Матю... пардон :-), обсценная лексика в Древней Руси.
Дубль №2
К 2005 г. обсценная лексика обнаружена в 4 грамотах:
Грамота из Новгорода № 330 (XIII в.), обнаруженная ещё в конце 1950-х годов; это рифмованная дразнилка, переводится, вероятнее всего: «задница (гузка) е…т другую задницу, задрав одежду». Автор использовал эффект непристойности, помноженный на эффект абсурда.
В конце записки от Радослава к Хотеславу с просьбой взять у торговца деньги другим почерком приписано: «Якове брате, е…и лёжа!». Примерный смысл этой пометки — «не выпендривайся», «будь как все». Дальше по адресу Якова прибавлены ещё два замысловатых ругательства: ебехота «похотливый» и аесова «сователь яйца». По одной версии, Яков — это христианское имя Радослава, и Хотеслав так отреагировал на просьбу брата. По другой, Яков — это, наоборот, Хотеслав, а Радослав решил собственноручно прибавить к записанному писцом посланию грубовато-шуточное приветствие брату (в пользу этого говорит то, что два ругательных слова вместе напоминают имя Хотеслав).
Грамота № 955. Обсценная фраза в левом нижнем углу.Грамота из Новгорода № 955 (XII в.).
Это письмо от свахи к Марене — знатной даме древнего Новгорода, найдено в 2005 году. Сваха Милуша пишет, что пора бы Большой Косе (видимо, дочери Марены) выходить замуж за некого Сновида и прибавляет: «Пусть влагалище и клитор пьют» (пеи п...да и с?кыль). Это ни в коем случае не брань по адресу Марены (вопреки тому, что написано во многих СМИ); аналогичный текст встречается в народных «срамных» частушках, исполняемых во время свадьбы, и в устах свахи это — пожелание, чтоб свадьба состоялась.
Одна из самых длинных грамот, написанная на обеих сторонах бересты. Некая Анна просит своего брата вступиться перед Коснятином за себя и дочь. Она жалуется, что некий Коснятин, обвинив её в каких-то «поручительствах» (вероятно, финансового характера), назвал её курвою, а дочь б...дью: «… назовало еси сьтроу коровою и доцере блядею…». В письме женщина допустила много описок, пропустив, в частности, в этой фразе букву у в слове коуровою (о корове в таком контексте речь идти не может) и с в сьстроу; скорее всего это говорит о том, что перед нами автограф, написанный в эмоциональном возбуждении. Хотя здесь речь идёт именно о грубом оскорблении, корень бляд- (другая степень чередования корня блуд-) не может считаться в полном смысле обсценным для древнерусского периода, так как употребляется и в церковнославянских текстах.
Випадково знайшла доволі милу статтю стосовно ненормативної лексики. Загалом, нічого особливого, але ось кілька уривків з неї для загального розвитку:
„ Вокруг русского мата в обыденном сознании сложился целый ряд мифов. Самый устойчивый из них – представление о том, что наиболее циничные ругательства появились в период татаро-монгольского ига и привнесены в русский язык именно ордынцами. Это неверно: корни большинства нецензурных слов имеют общеславянское или даже индоевропейское происхождение.
########
Задание:
Почему, судя по отрывку об обсценной лексике в Древней Руси, фразу свахи в грамоте № 955 не стоит считать бранью в адрес Марены? Объясните в одном–трех предложениях.
########
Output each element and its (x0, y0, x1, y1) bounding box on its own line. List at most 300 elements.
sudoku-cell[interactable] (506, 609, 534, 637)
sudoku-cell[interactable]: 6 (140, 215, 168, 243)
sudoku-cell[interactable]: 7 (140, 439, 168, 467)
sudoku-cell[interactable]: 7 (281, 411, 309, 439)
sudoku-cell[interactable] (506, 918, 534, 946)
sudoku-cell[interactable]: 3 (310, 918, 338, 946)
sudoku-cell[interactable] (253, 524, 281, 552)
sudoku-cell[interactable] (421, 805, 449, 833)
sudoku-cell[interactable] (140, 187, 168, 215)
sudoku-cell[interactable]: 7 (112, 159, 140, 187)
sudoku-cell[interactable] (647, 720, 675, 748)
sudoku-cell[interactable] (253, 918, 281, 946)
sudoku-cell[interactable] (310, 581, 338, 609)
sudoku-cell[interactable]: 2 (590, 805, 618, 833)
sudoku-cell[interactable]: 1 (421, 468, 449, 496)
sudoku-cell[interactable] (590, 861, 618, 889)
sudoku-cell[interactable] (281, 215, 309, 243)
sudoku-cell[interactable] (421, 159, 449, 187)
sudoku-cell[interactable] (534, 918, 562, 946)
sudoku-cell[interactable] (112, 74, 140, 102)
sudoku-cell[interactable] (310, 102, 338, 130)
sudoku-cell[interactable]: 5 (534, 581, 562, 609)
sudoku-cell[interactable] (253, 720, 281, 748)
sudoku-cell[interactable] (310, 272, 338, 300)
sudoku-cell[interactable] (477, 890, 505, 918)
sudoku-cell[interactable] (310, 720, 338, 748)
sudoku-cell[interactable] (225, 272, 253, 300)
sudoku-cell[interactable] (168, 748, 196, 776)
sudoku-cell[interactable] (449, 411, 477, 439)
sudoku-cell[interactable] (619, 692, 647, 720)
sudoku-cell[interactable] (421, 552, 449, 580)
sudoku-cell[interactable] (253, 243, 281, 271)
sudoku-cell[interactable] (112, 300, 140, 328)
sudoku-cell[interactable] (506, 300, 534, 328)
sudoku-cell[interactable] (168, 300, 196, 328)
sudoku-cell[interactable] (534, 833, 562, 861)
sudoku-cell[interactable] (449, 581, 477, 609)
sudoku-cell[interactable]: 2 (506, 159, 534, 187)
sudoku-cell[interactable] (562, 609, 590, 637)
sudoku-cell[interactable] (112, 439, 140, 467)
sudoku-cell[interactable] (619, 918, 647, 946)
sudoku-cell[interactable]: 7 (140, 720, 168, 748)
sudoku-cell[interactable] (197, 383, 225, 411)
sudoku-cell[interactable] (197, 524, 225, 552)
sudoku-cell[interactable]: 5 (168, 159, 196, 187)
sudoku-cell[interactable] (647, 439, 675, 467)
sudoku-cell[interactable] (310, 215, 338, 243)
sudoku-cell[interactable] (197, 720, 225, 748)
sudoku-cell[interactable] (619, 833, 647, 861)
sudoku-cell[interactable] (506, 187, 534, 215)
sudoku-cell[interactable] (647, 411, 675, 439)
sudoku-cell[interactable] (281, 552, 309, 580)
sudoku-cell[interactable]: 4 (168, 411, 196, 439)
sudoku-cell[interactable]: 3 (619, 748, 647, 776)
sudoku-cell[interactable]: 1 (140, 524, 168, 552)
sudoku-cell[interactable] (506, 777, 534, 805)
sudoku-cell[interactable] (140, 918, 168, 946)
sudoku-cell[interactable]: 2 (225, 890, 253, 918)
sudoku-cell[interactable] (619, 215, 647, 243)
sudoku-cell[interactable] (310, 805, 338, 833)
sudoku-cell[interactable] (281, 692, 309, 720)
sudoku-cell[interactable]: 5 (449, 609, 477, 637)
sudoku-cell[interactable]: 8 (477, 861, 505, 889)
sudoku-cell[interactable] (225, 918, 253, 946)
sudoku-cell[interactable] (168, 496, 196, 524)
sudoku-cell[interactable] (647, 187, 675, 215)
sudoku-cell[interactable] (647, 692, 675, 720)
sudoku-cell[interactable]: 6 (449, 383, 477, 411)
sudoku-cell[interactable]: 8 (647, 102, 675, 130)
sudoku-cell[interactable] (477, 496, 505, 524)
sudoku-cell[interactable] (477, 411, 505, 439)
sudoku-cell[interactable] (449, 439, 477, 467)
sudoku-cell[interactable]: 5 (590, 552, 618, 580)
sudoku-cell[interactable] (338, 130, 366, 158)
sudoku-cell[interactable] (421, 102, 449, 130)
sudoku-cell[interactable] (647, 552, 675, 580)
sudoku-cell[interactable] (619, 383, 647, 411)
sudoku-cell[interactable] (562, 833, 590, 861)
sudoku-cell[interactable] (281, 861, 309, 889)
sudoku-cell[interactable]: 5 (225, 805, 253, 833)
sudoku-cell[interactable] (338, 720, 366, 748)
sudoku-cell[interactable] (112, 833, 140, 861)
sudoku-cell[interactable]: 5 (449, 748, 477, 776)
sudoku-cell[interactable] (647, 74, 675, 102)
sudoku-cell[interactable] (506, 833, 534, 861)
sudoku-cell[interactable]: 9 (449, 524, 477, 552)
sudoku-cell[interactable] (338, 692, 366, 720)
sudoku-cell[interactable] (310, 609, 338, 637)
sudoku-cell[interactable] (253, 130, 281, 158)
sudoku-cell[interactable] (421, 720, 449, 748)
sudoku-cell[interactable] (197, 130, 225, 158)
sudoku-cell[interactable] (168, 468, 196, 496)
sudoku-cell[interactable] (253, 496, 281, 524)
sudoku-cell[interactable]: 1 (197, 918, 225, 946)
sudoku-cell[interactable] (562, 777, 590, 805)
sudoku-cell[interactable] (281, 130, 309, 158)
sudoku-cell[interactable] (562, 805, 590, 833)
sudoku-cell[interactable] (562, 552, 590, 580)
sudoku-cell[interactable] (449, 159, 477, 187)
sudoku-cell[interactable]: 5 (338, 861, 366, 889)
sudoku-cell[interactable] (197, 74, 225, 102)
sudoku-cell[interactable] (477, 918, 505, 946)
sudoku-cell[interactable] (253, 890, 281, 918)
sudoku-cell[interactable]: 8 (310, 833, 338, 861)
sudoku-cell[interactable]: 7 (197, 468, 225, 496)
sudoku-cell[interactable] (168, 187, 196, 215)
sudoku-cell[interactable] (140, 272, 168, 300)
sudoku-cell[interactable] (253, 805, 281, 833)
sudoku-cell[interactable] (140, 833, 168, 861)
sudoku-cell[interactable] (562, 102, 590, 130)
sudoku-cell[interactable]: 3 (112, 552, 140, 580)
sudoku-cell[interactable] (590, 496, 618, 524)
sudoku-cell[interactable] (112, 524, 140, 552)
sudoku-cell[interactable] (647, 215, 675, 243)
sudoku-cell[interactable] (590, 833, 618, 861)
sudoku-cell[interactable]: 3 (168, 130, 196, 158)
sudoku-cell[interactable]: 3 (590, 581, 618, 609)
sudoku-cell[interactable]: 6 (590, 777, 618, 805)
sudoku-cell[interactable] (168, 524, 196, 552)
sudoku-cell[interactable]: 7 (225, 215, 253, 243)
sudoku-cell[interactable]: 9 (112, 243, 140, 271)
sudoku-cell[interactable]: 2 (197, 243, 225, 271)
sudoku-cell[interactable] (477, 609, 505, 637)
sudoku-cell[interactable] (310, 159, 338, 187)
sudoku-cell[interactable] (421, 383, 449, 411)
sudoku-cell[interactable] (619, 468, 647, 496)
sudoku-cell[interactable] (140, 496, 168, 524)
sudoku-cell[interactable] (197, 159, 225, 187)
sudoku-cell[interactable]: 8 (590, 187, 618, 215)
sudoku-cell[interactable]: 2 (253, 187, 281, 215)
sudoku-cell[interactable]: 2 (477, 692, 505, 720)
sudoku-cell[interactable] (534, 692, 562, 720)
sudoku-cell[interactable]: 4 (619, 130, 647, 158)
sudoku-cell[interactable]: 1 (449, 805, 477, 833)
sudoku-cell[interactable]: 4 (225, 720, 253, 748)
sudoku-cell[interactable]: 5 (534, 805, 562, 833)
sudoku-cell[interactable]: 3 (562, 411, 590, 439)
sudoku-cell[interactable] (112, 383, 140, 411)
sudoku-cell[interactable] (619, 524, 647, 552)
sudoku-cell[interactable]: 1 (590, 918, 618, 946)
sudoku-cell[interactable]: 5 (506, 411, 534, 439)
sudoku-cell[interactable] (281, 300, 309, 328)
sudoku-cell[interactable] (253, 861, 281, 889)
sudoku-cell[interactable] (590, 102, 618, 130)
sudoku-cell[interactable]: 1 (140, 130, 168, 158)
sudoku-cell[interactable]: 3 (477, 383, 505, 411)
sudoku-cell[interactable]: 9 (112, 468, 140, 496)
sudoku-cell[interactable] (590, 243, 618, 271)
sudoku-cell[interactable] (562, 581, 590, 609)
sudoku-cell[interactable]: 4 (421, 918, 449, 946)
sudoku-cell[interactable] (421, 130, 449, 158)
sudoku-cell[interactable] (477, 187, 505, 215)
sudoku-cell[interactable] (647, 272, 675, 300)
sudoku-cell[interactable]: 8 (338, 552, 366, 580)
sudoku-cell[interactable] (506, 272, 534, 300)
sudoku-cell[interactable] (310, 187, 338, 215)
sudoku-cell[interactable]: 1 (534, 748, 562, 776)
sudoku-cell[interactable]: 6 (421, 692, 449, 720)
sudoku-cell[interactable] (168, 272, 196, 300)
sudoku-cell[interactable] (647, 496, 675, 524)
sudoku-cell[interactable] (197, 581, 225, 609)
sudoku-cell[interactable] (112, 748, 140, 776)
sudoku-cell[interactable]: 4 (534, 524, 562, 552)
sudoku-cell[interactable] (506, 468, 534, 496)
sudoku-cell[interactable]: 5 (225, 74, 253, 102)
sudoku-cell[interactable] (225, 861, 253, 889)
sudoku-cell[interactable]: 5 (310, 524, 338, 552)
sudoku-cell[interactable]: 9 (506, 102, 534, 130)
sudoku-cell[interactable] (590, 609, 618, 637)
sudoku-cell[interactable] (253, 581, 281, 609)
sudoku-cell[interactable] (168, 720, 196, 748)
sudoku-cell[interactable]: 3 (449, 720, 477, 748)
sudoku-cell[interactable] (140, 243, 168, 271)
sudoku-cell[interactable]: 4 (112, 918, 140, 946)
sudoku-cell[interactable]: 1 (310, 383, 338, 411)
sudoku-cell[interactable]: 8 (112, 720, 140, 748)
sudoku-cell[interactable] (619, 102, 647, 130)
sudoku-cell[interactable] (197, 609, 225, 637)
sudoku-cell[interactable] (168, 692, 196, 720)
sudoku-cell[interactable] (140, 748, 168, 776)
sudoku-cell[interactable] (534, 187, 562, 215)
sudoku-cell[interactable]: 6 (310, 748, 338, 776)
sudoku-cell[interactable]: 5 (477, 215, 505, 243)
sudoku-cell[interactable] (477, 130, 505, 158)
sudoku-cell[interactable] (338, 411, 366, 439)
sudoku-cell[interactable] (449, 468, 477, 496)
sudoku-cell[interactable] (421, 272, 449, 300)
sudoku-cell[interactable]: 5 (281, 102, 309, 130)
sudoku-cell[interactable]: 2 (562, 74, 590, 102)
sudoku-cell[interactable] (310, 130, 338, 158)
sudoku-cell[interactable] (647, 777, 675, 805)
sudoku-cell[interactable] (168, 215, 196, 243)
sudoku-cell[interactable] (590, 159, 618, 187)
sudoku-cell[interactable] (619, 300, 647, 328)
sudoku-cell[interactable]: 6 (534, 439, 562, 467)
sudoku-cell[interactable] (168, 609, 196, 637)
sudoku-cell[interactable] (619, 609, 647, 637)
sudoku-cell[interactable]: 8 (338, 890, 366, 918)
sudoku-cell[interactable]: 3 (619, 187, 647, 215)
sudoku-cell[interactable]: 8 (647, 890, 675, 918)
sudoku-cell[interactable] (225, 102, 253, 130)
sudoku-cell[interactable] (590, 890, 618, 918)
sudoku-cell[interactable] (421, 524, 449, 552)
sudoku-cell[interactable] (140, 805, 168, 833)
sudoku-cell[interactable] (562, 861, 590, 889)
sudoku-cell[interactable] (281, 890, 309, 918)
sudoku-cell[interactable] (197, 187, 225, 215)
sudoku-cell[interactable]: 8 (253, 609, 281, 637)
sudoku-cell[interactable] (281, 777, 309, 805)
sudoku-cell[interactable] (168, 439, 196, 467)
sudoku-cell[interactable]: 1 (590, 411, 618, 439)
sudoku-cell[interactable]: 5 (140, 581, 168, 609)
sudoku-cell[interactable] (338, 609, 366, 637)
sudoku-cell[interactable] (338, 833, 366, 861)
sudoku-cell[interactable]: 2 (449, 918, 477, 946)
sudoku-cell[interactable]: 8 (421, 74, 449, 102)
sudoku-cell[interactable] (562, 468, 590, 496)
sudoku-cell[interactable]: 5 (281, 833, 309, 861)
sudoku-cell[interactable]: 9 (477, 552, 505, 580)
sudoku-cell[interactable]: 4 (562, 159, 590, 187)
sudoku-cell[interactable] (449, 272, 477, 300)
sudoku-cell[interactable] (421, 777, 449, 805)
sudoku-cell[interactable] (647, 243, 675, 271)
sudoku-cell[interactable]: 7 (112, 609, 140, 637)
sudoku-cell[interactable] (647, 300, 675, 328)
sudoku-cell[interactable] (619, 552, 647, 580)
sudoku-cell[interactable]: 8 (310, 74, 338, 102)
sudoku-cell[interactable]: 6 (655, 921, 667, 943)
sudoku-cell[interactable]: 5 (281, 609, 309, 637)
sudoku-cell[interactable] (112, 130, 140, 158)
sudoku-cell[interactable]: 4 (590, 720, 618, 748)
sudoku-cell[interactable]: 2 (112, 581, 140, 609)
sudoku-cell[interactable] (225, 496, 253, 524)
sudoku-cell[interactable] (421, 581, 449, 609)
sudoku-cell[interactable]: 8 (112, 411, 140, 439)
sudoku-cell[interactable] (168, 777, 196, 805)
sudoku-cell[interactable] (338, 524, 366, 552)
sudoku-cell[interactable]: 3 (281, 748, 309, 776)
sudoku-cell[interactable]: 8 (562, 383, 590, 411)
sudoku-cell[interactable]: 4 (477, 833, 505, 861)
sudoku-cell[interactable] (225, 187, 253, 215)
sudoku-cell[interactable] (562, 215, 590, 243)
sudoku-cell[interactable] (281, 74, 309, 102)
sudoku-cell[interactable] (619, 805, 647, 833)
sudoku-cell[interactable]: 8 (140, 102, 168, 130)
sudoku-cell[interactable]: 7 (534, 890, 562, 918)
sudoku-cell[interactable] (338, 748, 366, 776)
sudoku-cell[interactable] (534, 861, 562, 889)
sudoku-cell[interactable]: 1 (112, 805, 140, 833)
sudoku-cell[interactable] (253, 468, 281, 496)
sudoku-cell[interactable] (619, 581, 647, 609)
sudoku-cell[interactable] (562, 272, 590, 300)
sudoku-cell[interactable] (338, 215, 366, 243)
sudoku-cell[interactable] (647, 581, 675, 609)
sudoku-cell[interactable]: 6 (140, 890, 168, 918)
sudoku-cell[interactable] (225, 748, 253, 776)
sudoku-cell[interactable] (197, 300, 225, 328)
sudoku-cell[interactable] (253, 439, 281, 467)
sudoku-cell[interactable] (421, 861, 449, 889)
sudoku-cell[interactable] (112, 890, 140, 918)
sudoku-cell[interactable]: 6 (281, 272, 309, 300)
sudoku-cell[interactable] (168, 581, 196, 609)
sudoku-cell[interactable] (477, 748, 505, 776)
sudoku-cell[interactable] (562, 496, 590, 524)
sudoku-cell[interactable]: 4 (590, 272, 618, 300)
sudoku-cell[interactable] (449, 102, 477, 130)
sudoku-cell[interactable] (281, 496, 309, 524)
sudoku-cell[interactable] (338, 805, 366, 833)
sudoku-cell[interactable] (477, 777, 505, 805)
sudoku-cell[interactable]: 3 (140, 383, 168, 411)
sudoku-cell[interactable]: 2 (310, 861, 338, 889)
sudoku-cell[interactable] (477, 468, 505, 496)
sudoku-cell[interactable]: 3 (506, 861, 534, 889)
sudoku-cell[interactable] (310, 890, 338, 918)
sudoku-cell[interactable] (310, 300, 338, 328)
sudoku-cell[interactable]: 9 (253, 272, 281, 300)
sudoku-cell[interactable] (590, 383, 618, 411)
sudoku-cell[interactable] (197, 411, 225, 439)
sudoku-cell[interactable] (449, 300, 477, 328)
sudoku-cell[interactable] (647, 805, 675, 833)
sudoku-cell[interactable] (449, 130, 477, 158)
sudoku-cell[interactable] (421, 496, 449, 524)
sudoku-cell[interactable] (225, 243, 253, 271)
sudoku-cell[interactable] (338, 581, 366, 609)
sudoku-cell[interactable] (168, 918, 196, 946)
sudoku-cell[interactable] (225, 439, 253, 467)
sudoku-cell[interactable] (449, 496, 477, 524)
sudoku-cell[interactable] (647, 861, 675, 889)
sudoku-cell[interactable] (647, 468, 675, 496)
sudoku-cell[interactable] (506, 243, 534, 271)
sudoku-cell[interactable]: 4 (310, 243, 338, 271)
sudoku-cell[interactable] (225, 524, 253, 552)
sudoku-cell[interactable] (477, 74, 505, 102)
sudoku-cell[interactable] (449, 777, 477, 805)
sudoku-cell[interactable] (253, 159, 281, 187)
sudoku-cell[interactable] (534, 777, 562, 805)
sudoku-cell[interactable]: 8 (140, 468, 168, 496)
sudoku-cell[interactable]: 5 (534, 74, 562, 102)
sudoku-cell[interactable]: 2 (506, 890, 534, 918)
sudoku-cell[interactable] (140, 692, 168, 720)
########
Правильный ответ:
Похожий текст есть в народных «срамных» частушках, которые поют на свадьбе. Поэтому в устах свахи эта фраза означает пожелание, чтобы свадьба состоялась.